**What to work on**
Repeat exactly, and only, the lines from the one holding "Decode this image" through the last line of the records below.

**Data to process**

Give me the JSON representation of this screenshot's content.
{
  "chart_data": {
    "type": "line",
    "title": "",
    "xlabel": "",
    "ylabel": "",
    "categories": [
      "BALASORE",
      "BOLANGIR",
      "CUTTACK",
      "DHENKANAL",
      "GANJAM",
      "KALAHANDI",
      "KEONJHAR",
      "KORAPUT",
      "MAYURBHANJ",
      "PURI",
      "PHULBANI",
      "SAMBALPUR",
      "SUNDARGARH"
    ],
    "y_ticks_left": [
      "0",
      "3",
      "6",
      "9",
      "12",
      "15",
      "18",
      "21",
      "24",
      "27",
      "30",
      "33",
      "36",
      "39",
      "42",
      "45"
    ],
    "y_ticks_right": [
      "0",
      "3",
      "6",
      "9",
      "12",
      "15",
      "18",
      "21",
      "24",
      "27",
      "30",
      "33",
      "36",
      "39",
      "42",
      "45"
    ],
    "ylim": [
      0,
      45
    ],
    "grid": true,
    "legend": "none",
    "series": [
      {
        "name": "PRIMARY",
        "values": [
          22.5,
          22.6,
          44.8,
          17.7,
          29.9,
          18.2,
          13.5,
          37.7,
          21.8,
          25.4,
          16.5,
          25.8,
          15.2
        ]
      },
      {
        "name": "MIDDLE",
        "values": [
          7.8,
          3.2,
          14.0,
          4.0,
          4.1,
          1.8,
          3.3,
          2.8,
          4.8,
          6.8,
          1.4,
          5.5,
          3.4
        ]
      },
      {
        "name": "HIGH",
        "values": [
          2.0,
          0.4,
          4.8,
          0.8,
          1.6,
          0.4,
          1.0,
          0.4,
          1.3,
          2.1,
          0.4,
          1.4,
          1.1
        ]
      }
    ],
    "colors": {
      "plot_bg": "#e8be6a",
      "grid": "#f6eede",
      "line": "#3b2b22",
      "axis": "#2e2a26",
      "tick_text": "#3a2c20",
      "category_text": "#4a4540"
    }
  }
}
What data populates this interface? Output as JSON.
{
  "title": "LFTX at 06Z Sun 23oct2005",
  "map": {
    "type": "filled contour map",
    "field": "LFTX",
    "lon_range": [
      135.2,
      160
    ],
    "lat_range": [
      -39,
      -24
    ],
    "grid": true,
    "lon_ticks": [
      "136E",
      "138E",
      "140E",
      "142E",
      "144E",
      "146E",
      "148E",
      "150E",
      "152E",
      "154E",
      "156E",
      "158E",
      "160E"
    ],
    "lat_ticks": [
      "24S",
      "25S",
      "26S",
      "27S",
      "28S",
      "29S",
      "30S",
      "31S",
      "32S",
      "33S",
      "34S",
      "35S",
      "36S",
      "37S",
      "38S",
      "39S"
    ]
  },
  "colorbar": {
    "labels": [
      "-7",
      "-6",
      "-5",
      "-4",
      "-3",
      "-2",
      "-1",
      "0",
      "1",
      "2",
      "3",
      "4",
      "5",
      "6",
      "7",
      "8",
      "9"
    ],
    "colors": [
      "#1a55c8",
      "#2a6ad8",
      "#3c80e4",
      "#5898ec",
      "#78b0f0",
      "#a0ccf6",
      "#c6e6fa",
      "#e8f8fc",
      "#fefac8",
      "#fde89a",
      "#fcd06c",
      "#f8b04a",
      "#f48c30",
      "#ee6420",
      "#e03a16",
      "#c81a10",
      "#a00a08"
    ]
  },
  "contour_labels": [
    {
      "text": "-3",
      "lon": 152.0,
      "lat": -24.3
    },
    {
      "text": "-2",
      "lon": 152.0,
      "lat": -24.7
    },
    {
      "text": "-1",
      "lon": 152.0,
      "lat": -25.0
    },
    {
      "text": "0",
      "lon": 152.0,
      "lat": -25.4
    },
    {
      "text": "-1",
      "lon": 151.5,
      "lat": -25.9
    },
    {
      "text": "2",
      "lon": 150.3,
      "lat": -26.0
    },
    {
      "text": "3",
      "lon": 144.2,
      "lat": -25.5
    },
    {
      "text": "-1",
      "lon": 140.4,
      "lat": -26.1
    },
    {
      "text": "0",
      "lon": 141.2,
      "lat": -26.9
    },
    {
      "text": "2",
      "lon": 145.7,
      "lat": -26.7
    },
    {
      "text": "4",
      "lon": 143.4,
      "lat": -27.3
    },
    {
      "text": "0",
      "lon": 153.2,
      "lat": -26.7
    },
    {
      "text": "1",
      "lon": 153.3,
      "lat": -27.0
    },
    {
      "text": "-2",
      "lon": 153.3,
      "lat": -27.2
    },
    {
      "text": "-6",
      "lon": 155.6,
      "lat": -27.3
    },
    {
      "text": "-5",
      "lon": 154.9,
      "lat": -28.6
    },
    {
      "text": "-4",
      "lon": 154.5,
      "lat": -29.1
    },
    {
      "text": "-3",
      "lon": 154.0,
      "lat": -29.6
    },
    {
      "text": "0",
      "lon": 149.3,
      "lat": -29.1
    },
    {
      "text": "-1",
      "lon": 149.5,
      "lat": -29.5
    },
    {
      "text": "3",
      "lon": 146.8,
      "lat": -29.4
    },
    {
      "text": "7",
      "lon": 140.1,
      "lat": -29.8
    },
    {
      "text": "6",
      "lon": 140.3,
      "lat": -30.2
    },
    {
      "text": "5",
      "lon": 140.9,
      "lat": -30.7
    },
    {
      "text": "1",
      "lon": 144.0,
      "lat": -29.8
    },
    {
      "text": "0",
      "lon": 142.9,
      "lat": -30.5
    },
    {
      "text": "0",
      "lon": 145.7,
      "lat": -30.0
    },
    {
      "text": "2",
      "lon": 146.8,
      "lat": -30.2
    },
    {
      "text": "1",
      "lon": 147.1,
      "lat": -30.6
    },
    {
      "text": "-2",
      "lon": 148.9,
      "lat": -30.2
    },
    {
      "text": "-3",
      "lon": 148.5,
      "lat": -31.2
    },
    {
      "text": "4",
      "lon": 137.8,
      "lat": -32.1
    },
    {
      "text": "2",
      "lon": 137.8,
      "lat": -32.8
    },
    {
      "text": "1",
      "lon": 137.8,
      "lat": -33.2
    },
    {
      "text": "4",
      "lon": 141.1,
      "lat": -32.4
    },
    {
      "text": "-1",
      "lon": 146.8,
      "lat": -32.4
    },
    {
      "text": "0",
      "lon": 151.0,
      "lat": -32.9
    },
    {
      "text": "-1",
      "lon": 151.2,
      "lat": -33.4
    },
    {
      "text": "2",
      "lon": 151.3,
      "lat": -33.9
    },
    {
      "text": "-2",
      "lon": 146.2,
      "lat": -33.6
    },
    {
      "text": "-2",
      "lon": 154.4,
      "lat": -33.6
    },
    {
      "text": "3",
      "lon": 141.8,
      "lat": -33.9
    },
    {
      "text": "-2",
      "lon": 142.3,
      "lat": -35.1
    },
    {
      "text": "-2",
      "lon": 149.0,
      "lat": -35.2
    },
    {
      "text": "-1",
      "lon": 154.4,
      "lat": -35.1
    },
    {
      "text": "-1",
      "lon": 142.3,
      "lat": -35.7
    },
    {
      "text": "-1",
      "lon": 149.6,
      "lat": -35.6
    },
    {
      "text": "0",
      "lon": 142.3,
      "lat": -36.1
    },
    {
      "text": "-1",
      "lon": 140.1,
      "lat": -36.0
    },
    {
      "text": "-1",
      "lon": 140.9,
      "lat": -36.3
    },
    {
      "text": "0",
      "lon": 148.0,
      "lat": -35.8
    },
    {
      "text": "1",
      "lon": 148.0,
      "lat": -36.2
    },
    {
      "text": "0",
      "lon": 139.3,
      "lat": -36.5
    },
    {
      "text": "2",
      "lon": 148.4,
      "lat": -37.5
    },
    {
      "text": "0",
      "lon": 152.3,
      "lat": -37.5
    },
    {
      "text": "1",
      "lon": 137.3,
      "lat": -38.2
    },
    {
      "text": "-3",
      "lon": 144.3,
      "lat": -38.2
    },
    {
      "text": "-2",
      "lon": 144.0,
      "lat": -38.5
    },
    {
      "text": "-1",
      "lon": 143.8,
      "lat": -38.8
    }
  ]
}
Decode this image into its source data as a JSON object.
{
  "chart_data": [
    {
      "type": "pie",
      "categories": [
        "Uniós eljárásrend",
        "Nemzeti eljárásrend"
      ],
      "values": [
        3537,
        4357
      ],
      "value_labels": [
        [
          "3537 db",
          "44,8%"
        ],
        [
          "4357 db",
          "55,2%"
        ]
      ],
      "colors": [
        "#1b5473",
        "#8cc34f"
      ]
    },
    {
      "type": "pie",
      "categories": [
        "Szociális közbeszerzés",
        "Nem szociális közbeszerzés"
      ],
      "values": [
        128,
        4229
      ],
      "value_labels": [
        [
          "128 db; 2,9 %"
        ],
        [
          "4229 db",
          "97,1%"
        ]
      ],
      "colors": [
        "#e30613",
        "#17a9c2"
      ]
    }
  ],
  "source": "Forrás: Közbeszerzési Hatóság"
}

**Exercise solution**
Decode this image into its source data as a JSON object.
{
  "chart_data": [
    {
      "type": "pie",
      "categories": [
        "Uniós eljárásrend",
        "Nemzeti eljárásrend"
      ],
      "values": [
        3537,
        4357
      ],
      "value_labels": [
        [
          "3537 db",
          "44,8%"
        ],
        [
          "4357 db",
          "55,2%"
        ]
      ],
      "colors": [
        "#1b5473",
        "#8cc34f"
      ]
    },
    {
      "type": "pie",
      "categories": [
        "Szociális közbeszerzés",
        "Nem szociális közbeszerzés"
      ],
      "values": [
        128,
        4229
      ],
      "value_labels": [
        [
          "128 db; 2,9 %"
        ],
        [
          "4229 db",
          "97,1%"
        ]
      ],
      "colors": [
        "#e30613",
        "#17a9c2"
      ]
    }
  ],
  "source": "Forrás: Közbeszerzési Hatóság"
}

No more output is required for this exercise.